* DATA TO USE
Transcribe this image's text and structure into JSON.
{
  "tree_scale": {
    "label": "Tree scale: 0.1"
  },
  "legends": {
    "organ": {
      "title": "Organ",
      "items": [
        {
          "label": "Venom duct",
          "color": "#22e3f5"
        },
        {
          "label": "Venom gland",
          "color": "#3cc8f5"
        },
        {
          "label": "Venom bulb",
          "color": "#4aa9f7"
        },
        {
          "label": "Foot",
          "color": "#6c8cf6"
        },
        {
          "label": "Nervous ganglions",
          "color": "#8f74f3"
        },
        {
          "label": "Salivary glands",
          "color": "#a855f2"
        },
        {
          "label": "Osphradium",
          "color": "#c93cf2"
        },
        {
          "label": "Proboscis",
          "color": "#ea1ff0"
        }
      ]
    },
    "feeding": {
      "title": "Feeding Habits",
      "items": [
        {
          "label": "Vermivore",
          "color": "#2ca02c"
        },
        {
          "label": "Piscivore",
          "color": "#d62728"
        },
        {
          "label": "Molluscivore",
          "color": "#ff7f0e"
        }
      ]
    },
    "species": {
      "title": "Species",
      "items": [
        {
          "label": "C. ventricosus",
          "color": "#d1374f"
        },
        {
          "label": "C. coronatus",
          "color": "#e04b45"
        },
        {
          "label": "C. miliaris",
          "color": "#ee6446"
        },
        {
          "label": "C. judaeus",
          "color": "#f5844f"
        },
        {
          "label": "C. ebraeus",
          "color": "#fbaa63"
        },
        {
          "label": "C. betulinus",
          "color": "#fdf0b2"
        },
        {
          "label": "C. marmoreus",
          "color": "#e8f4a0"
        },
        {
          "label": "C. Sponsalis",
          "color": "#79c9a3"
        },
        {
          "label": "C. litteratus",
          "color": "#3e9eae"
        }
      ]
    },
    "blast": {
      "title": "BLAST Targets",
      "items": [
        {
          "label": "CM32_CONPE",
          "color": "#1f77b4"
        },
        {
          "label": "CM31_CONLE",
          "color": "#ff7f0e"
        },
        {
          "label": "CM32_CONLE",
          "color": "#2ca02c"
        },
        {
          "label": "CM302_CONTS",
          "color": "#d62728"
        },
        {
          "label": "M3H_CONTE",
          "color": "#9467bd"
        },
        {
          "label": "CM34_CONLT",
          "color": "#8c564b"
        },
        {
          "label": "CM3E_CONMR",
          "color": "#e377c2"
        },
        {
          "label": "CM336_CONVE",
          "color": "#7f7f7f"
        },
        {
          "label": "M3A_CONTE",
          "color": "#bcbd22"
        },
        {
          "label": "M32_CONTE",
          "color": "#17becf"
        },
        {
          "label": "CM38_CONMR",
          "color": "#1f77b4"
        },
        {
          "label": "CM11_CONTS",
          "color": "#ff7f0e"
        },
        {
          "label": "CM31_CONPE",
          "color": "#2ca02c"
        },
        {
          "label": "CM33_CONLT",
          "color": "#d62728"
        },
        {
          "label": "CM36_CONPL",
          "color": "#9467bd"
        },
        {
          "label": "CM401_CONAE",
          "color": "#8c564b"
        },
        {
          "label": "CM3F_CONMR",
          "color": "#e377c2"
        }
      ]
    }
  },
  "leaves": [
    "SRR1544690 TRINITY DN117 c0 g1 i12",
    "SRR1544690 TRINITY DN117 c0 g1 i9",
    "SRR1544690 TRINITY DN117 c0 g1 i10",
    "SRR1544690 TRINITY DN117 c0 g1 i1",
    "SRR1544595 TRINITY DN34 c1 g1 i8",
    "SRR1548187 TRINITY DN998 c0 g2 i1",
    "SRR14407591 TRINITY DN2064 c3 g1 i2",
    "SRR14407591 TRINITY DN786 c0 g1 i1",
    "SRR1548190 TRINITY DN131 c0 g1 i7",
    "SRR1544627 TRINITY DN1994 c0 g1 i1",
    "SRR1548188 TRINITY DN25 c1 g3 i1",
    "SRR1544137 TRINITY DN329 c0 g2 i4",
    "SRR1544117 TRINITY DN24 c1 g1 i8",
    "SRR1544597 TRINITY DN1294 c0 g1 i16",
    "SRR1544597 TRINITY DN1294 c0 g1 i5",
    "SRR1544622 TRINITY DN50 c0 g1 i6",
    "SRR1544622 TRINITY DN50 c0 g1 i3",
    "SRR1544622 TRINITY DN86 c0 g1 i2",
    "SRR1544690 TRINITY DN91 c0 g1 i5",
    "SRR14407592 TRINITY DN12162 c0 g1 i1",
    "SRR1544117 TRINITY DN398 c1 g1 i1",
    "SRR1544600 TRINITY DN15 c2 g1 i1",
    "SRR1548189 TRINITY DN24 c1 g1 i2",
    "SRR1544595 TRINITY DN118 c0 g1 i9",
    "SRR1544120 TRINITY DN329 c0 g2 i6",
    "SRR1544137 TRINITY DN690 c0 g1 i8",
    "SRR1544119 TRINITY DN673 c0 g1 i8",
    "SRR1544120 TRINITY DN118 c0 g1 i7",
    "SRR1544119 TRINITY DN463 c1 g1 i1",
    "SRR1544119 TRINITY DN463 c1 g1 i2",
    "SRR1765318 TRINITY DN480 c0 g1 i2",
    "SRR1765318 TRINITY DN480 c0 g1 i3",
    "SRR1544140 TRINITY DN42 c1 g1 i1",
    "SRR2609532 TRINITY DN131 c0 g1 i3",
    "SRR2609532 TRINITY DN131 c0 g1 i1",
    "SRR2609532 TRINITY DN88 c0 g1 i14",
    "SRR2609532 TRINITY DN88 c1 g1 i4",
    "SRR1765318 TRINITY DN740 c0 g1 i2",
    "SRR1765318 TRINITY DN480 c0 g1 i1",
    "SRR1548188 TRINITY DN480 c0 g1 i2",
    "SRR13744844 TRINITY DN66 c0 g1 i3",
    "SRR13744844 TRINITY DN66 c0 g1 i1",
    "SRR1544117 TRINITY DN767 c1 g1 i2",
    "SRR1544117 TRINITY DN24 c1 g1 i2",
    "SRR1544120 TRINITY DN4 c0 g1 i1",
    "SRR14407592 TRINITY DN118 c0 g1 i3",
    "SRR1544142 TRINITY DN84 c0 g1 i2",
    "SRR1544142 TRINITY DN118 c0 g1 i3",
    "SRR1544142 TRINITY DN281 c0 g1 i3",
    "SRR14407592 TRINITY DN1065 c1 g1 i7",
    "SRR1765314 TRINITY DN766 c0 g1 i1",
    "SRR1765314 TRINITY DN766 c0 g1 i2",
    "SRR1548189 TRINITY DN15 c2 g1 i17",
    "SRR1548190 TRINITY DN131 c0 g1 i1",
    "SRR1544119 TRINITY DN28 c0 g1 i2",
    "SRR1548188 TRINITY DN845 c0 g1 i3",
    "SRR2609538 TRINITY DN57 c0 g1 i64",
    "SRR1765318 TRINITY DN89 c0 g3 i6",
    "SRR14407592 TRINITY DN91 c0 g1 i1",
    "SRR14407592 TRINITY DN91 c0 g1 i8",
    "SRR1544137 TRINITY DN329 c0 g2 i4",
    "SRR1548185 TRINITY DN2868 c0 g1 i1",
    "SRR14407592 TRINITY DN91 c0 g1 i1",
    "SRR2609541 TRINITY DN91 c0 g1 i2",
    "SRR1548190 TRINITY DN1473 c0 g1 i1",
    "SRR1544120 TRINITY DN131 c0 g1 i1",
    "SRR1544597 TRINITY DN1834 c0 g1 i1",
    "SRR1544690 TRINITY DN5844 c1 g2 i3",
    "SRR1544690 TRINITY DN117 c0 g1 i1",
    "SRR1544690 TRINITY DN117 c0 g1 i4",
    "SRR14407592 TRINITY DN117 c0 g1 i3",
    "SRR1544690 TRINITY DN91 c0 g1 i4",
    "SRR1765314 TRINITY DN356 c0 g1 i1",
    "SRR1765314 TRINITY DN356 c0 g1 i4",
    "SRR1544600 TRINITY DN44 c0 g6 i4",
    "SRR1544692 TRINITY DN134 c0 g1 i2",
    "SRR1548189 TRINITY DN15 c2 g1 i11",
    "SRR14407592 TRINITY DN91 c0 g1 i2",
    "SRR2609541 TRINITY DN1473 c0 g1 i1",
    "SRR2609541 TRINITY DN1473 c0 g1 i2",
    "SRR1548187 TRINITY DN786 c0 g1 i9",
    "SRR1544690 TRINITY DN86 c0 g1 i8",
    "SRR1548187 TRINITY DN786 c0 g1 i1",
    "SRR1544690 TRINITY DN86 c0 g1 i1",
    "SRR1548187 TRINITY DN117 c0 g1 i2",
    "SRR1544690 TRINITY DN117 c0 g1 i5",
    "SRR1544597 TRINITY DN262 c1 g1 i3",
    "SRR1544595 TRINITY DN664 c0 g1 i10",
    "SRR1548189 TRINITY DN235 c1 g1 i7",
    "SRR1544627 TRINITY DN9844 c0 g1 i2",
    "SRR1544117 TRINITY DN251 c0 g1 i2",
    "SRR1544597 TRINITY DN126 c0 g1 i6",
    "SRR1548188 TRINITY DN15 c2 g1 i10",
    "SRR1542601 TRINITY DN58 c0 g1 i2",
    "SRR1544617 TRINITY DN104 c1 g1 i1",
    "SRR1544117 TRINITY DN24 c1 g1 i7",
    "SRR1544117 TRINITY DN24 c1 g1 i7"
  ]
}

* AIM OF THE TASK
Search the records above for "title". Copy each line where it is found.

* SOLUTION FOR THIS TASK
      "title": "Organ",
      "title": "Feeding Habits",
      "title": "Species",
      "title": "BLAST Targets",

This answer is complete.